■ Aim of the task ■
Output a single figure: the number of lines in which the word "Словения" appears.

** Start of Data for this exercise **

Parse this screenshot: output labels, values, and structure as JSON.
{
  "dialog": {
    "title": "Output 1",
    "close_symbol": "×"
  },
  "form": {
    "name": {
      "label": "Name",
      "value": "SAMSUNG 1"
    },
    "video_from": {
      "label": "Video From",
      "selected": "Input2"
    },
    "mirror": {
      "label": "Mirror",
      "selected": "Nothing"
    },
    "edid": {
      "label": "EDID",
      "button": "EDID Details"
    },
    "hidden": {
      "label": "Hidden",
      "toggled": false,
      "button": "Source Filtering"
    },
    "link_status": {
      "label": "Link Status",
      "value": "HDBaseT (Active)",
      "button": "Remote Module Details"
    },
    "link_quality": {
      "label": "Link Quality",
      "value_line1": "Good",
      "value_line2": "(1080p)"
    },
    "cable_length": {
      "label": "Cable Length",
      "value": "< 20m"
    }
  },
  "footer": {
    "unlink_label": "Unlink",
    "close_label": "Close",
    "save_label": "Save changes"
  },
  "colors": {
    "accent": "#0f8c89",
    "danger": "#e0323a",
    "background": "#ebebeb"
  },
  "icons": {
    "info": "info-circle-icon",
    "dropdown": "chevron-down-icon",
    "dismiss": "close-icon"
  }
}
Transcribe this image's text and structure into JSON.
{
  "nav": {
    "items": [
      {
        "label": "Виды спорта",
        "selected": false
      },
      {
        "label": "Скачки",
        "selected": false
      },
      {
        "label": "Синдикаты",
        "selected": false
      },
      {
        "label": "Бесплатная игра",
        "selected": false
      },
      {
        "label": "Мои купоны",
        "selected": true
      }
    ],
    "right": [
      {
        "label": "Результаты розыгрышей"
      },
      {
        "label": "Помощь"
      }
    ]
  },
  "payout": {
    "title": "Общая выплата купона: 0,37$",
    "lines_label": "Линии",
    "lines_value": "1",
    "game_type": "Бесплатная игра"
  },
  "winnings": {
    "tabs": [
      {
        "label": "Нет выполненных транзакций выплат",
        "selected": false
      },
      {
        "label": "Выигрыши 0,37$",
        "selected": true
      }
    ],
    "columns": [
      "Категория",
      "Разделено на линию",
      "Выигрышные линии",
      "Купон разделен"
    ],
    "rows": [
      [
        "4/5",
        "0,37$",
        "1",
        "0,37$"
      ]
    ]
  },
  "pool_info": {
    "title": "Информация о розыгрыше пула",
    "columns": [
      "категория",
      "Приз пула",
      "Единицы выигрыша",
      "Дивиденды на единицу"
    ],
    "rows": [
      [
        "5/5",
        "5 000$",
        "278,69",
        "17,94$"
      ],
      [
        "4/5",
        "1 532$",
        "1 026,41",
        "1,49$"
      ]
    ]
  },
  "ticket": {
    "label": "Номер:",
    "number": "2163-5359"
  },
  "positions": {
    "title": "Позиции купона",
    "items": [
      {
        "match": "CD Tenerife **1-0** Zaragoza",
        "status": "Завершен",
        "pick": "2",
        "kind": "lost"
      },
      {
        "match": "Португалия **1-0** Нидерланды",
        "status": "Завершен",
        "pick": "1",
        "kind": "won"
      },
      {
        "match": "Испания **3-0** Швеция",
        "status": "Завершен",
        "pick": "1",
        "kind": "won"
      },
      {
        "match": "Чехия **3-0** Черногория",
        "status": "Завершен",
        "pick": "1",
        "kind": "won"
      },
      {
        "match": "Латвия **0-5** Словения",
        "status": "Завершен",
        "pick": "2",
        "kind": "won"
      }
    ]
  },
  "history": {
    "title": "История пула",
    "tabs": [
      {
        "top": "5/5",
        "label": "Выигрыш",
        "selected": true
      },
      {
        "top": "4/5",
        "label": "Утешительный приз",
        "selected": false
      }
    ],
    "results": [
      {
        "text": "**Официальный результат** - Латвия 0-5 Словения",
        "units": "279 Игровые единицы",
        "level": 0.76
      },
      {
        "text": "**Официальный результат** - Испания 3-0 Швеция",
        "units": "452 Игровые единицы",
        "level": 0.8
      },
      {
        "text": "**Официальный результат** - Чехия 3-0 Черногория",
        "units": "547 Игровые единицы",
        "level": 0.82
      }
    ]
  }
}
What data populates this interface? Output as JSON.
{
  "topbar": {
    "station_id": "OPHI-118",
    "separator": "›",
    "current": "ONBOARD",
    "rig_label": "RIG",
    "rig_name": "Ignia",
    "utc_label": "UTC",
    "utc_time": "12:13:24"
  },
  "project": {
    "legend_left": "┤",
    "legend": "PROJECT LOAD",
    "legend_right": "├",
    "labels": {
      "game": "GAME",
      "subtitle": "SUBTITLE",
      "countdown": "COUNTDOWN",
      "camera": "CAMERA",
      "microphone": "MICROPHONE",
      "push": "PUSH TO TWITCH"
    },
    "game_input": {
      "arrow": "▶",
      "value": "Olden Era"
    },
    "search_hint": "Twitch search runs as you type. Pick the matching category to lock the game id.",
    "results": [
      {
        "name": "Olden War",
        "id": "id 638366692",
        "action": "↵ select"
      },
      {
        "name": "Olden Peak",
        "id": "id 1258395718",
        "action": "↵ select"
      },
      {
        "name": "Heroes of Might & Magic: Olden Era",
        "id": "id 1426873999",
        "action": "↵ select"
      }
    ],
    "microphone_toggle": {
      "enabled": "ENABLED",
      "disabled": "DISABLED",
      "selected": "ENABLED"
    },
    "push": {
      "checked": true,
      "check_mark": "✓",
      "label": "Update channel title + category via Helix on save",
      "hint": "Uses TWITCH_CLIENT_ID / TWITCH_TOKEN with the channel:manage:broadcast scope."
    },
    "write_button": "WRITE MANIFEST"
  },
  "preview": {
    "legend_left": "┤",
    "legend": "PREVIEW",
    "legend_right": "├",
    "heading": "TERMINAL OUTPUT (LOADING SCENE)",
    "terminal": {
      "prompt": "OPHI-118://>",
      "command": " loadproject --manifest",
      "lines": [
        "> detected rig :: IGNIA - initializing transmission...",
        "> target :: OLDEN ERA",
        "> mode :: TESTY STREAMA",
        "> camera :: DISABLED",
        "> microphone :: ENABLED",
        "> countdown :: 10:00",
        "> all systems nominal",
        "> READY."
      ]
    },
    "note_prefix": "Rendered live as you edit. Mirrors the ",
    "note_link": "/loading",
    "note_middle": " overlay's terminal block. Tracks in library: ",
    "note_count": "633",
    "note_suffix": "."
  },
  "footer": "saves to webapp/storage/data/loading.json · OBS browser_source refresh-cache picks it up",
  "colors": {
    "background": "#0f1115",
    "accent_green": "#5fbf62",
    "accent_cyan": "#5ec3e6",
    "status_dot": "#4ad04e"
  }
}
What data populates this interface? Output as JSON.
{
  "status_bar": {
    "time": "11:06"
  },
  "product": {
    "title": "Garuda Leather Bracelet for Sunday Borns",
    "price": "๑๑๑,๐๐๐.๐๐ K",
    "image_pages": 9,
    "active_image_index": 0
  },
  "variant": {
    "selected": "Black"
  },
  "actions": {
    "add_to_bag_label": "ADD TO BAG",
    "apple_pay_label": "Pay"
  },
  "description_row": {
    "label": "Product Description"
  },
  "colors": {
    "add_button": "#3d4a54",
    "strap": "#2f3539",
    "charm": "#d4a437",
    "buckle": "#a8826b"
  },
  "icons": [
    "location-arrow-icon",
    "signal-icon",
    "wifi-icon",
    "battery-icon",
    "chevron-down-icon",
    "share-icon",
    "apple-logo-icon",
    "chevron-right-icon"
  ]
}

** End of Data for this exercise **

■ In response ■
2